Stored data:
···

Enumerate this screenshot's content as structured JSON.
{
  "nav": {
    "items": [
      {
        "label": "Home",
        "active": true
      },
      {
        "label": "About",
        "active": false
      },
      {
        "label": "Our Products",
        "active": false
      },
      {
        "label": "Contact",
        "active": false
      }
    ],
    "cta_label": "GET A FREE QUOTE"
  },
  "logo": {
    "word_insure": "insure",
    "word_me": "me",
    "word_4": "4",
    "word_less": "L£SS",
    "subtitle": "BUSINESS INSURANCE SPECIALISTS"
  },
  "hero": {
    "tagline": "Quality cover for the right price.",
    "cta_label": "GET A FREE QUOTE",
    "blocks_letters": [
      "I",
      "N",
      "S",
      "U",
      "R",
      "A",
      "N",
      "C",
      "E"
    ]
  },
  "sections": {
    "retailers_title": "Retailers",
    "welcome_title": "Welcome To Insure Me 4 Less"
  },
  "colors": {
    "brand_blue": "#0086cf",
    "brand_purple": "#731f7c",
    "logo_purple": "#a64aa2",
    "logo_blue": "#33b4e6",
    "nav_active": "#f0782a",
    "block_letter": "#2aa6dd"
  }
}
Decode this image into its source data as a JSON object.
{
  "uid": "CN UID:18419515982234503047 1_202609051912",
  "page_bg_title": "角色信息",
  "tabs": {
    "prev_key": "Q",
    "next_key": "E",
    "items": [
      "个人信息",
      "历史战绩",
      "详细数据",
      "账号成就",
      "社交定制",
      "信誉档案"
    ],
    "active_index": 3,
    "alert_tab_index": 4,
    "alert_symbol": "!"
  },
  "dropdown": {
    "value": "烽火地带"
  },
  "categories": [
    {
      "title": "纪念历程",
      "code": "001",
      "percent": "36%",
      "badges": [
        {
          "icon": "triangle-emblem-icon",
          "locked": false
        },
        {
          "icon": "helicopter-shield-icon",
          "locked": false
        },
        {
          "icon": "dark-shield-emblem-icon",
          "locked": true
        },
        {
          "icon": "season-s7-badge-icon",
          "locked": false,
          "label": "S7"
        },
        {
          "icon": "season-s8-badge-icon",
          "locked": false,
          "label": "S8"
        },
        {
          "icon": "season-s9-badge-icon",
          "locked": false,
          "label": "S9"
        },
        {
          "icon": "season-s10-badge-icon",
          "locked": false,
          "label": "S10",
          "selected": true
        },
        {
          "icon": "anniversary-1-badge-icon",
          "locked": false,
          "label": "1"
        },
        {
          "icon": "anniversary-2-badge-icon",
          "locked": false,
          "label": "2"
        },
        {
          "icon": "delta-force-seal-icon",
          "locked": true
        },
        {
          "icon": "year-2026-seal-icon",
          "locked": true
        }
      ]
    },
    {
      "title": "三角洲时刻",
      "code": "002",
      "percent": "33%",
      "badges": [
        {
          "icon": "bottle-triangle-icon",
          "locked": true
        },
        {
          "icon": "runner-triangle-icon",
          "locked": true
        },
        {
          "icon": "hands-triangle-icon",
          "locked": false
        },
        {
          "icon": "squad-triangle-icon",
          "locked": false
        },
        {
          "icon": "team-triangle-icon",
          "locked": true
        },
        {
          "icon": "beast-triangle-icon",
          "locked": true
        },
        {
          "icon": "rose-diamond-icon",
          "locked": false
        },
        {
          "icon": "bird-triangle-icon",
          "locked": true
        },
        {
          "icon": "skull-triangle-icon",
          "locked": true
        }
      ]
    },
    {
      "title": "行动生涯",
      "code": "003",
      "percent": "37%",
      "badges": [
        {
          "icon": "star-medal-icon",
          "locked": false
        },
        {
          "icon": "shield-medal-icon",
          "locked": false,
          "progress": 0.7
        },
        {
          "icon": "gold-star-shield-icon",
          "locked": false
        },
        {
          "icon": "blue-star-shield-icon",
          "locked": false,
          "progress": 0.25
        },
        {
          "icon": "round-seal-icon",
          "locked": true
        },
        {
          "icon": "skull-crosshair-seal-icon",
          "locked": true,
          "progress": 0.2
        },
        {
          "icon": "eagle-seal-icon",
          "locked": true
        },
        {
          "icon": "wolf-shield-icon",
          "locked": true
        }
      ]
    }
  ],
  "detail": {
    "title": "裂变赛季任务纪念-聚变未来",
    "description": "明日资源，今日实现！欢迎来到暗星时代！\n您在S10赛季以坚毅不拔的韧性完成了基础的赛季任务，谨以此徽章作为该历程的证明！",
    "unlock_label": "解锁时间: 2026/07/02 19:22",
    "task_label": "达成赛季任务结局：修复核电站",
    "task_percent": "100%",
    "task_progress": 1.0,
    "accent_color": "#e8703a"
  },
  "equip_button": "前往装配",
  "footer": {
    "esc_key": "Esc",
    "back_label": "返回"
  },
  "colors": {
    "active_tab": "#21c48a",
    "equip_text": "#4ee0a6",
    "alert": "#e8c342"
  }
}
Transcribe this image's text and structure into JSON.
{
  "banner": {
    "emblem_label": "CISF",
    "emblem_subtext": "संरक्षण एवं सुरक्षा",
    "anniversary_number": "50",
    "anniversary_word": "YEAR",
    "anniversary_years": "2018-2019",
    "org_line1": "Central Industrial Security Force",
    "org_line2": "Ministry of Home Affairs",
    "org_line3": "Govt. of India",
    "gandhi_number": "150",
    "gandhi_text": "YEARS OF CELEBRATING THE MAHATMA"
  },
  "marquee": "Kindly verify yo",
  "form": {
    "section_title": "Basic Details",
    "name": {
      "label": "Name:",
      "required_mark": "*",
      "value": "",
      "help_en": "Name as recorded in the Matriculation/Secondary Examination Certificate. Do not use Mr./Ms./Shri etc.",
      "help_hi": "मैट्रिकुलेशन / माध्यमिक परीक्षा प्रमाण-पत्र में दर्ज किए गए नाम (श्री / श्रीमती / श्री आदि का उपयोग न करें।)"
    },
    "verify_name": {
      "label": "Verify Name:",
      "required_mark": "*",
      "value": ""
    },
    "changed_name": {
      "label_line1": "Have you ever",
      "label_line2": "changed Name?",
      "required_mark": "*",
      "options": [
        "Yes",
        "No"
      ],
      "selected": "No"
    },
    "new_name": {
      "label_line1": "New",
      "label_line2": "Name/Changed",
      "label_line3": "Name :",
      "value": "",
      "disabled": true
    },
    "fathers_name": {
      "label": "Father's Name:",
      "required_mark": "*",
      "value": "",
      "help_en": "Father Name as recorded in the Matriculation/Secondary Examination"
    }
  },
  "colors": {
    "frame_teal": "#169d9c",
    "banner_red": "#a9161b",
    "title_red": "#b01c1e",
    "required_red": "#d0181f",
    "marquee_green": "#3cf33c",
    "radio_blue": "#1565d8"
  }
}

···

* _What you are asked to do_
Where a line holds "JSON", copy that line.

* _Full response_
Enumerate this screenshot's content as structured JSON.
Decode this image into its source data as a JSON object.
Transcribe this image's text and structure into JSON.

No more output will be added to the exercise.